* Exercise description: Transcribe every line of the listing below without any deviation.

-- start of Data for processing --

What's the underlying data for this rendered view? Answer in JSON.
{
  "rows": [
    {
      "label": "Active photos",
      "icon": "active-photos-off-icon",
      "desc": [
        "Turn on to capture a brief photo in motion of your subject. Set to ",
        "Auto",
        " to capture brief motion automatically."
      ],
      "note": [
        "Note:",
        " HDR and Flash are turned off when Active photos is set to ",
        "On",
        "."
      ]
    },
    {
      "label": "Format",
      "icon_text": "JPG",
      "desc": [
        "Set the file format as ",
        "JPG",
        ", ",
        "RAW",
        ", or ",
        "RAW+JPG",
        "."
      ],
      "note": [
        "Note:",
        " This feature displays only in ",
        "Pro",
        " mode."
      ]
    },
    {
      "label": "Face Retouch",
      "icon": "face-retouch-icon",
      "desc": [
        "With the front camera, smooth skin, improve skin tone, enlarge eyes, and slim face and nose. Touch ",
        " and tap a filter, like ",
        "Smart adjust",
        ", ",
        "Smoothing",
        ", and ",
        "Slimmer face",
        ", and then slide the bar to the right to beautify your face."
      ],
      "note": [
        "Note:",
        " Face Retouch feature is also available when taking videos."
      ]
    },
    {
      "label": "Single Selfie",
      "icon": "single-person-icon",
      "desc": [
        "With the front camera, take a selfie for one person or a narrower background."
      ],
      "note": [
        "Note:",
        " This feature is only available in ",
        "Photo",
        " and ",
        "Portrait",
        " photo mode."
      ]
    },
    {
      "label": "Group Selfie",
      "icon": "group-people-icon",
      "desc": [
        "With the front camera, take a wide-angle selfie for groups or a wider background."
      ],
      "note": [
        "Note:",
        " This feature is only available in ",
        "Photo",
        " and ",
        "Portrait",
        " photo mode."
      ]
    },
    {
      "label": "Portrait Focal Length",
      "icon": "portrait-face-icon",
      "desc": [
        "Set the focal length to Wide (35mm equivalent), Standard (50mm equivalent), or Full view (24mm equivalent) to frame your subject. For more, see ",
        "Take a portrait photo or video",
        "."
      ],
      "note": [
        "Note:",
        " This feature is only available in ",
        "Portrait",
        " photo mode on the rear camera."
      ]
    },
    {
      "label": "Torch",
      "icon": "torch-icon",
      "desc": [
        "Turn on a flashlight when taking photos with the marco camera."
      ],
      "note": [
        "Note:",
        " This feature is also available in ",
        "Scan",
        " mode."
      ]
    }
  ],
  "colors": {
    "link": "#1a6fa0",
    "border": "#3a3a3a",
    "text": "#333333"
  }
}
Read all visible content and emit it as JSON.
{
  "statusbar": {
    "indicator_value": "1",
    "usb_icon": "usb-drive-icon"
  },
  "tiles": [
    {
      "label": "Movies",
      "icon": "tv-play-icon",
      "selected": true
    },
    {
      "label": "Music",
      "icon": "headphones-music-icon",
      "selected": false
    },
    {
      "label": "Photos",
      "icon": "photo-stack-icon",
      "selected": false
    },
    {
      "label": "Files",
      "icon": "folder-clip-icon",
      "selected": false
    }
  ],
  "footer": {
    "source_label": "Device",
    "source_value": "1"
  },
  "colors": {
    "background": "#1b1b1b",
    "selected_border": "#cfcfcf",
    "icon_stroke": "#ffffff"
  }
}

-- end of Data for processing --

* Complete response:
What's the underlying data for this rendered view? Answer in JSON.
{
  "rows": [
    {
      "label": "Active photos",
      "icon": "active-photos-off-icon",
      "desc": [
        "Turn on to capture a brief photo in motion of your subject. Set to ",
        "Auto",
        " to capture brief motion automatically."
      ],
      "note": [
        "Note:",
        " HDR and Flash are turned off when Active photos is set to ",
        "On",
        "."
      ]
    },
    {
      "label": "Format",
      "icon_text": "JPG",
      "desc": [
        "Set the file format as ",
        "JPG",
        ", ",
        "RAW",
        ", or ",
        "RAW+JPG",
        "."
      ],
      "note": [
        "Note:",
        " This feature displays only in ",
        "Pro",
        " mode."
      ]
    },
    {
      "label": "Face Retouch",
      "icon": "face-retouch-icon",
      "desc": [
        "With the front camera, smooth skin, improve skin tone, enlarge eyes, and slim face and nose. Touch ",
        " and tap a filter, like ",
        "Smart adjust",
        ", ",
        "Smoothing",
        ", and ",
        "Slimmer face",
        ", and then slide the bar to the right to beautify your face."
      ],
      "note": [
        "Note:",
        " Face Retouch feature is also available when taking videos."
      ]
    },
    {
      "label": "Single Selfie",
      "icon": "single-person-icon",
      "desc": [
        "With the front camera, take a selfie for one person or a narrower background."
      ],
      "note": [
        "Note:",
        " This feature is only available in ",
        "Photo",
        " and ",
        "Portrait",
        " photo mode."
      ]
    },
    {
      "label": "Group Selfie",
      "icon": "group-people-icon",
      "desc": [
        "With the front camera, take a wide-angle selfie for groups or a wider background."
      ],
      "note": [
        "Note:",
        " This feature is only available in ",
        "Photo",
        " and ",
        "Portrait",
        " photo mode."
      ]
    },
    {
      "label": "Portrait Focal Length",
      "icon": "portrait-face-icon",
      "desc": [
        "Set the focal length to Wide (35mm equivalent), Standard (50mm equivalent), or Full view (24mm equivalent) to frame your subject. For more, see ",
        "Take a portrait photo or video",
        "."
      ],
      "note": [
        "Note:",
        " This feature is only available in ",
        "Portrait",
        " photo mode on the rear camera."
      ]
    },
    {
      "label": "Torch",
      "icon": "torch-icon",
      "desc": [
        "Turn on a flashlight when taking photos with the marco camera."
      ],
      "note": [
        "Note:",
        " This feature is also available in ",
        "Scan",
        " mode."
      ]
    }
  ],
  "colors": {
    "link": "#1a6fa0",
    "border": "#3a3a3a",
    "text": "#333333"
  }
}
Read all visible content and emit it as JSON.
{
  "statusbar": {
    "indicator_value": "1",
    "usb_icon": "usb-drive-icon"
  },
  "tiles": [
    {
      "label": "Movies",
      "icon": "tv-play-icon",
      "selected": true
    },
    {
      "label": "Music",
      "icon": "headphones-music-icon",
      "selected": false
    },
    {
      "label": "Photos",
      "icon": "photo-stack-icon",
      "selected": false
    },
    {
      "label": "Files",
      "icon": "folder-clip-icon",
      "selected": false
    }
  ],
  "footer": {
    "source_label": "Device",
    "source_value": "1"
  },
  "colors": {
    "background": "#1b1b1b",
    "selected_border": "#cfcfcf",
    "icon_stroke": "#ffffff"
  }
}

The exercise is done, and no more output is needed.